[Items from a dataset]

>> Start

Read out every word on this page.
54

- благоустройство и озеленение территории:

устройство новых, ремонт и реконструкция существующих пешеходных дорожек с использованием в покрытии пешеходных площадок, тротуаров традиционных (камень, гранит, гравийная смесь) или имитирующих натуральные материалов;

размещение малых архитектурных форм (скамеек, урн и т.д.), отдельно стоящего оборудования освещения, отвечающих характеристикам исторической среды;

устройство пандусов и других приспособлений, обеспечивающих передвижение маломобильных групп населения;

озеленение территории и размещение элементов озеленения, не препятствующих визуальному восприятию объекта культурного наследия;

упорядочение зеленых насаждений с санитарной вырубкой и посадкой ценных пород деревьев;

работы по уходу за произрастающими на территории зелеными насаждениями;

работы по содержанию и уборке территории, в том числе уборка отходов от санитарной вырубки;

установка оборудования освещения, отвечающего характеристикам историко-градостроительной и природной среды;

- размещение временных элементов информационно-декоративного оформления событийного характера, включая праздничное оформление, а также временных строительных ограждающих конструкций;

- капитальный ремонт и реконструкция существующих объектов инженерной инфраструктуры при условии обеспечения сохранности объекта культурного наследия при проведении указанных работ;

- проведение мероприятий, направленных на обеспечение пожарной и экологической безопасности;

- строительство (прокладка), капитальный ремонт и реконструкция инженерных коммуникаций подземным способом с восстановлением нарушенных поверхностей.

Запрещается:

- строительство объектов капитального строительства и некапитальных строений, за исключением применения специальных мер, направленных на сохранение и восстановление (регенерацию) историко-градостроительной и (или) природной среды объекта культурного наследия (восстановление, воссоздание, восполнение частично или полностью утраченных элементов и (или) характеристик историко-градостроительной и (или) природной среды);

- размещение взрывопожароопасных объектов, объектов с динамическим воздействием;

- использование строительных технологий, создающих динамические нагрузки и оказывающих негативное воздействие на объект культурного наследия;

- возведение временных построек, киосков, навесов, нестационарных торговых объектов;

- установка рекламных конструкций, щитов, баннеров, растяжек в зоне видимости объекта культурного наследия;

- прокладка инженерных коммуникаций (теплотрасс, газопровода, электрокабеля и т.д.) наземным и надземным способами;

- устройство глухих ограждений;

>> End
>> Start

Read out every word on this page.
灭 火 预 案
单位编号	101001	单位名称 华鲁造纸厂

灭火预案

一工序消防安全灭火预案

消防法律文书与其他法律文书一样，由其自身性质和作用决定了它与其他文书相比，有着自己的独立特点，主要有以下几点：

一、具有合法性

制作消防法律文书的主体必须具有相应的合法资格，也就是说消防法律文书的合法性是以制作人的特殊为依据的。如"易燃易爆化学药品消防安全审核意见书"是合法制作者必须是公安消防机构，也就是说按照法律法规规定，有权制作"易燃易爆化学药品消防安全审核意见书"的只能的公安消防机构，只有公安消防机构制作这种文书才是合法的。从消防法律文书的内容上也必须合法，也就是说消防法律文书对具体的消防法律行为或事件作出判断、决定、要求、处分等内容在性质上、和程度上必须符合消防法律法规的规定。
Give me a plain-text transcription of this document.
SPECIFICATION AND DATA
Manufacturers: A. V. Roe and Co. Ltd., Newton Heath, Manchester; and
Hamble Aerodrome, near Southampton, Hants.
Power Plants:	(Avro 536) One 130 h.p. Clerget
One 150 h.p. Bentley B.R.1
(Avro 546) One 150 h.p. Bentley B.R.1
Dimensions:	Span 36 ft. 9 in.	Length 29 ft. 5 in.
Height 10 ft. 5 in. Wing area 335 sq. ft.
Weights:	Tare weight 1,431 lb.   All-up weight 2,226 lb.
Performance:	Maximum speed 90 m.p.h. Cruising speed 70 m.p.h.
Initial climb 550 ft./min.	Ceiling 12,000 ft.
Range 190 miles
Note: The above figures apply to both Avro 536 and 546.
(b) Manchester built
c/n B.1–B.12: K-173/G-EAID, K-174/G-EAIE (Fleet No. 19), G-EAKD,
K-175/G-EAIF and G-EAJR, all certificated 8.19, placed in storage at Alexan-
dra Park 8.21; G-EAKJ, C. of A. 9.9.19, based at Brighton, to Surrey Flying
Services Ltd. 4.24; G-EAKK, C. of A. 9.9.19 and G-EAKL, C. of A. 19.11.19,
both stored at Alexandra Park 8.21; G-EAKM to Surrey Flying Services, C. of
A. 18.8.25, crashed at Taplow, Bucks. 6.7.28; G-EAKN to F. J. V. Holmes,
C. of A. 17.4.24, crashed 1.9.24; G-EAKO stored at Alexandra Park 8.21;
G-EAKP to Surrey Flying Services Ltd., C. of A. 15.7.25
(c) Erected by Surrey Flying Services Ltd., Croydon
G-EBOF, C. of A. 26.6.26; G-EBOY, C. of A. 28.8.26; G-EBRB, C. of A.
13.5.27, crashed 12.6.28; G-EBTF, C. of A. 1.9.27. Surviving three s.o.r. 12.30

>> End
>> Start

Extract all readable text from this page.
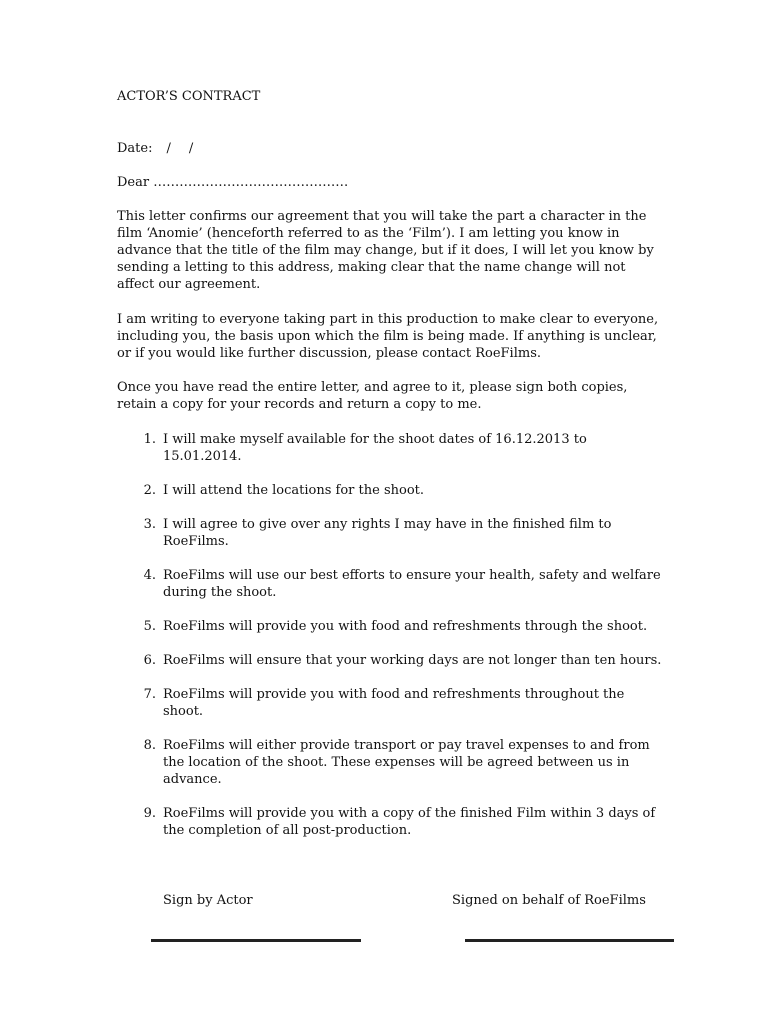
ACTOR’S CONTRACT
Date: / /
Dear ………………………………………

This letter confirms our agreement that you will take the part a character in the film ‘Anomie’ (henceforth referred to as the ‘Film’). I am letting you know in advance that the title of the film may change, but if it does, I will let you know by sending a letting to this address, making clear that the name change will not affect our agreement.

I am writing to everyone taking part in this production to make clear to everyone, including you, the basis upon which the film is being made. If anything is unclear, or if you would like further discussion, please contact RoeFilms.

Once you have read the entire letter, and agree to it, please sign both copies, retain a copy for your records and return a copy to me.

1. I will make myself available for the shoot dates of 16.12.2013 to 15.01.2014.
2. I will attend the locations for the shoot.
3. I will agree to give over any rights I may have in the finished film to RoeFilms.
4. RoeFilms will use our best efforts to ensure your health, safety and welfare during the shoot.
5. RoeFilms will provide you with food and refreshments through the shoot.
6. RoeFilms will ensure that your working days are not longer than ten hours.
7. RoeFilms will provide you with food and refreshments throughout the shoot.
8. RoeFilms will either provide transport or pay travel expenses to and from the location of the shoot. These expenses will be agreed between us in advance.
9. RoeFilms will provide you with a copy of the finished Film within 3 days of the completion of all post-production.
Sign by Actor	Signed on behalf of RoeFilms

>> End

*GIVEN TASK*.
Scan the data above and copy every line with "ремонт" in it.

*RESPONSE BELOW*.
устройство новых, ремонт и реконструкция существующих пешеходных дорожек с использованием в покрытии пешеходных площадок, тротуаров традиционных (камень, гранит, гравийная смесь) или имитирующих натуральные материалов;
- капитальный ремонт и реконструкция существующих объектов инженерной инфраструктуры при условии обеспечения сохранности объекта культурного наследия при проведении указанных работ;
- строительство (прокладка), капитальный ремонт и реконструкция инженерных коммуникаций подземным способом с восстановлением нарушенных поверхностей.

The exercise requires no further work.